● Records provided
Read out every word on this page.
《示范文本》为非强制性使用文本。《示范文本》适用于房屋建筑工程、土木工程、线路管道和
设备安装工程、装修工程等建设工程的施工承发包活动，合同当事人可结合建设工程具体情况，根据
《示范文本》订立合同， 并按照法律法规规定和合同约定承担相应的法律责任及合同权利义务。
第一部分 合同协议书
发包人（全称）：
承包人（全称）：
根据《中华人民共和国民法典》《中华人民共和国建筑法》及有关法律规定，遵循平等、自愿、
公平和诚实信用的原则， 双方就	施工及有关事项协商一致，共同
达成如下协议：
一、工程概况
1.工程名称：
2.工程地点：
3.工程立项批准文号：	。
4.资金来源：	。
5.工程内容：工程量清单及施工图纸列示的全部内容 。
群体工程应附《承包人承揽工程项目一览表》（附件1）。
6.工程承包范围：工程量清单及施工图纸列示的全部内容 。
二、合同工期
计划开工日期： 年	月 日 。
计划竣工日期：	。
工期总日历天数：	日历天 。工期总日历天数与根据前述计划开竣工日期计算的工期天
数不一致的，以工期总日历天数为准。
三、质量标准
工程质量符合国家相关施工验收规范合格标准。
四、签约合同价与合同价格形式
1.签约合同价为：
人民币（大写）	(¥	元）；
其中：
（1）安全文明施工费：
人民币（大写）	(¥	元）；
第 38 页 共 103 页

● Stated task
Write out the entries above word for word.

● Exercise answer
Read out every word on this page.
《示范文本》为非强制性使用文本。《示范文本》适用于房屋建筑工程、土木工程、线路管道和
设备安装工程、装修工程等建设工程的施工承发包活动，合同当事人可结合建设工程具体情况，根据
《示范文本》订立合同， 并按照法律法规规定和合同约定承担相应的法律责任及合同权利义务。
第一部分 合同协议书
发包人（全称）：
承包人（全称）：
根据《中华人民共和国民法典》《中华人民共和国建筑法》及有关法律规定，遵循平等、自愿、
公平和诚实信用的原则， 双方就	施工及有关事项协商一致，共同
达成如下协议：
一、工程概况
1.工程名称：
2.工程地点：
3.工程立项批准文号：	。
4.资金来源：	。
5.工程内容：工程量清单及施工图纸列示的全部内容 。
群体工程应附《承包人承揽工程项目一览表》（附件1）。
6.工程承包范围：工程量清单及施工图纸列示的全部内容 。
二、合同工期
计划开工日期： 年	月 日 。
计划竣工日期：	。
工期总日历天数：	日历天 。工期总日历天数与根据前述计划开竣工日期计算的工期天
数不一致的，以工期总日历天数为准。
三、质量标准
工程质量符合国家相关施工验收规范合格标准。
四、签约合同价与合同价格形式
1.签约合同价为：
人民币（大写）	(¥	元）；
其中：
（1）安全文明施工费：
人民币（大写）	(¥	元）；
第 38 页 共 103 页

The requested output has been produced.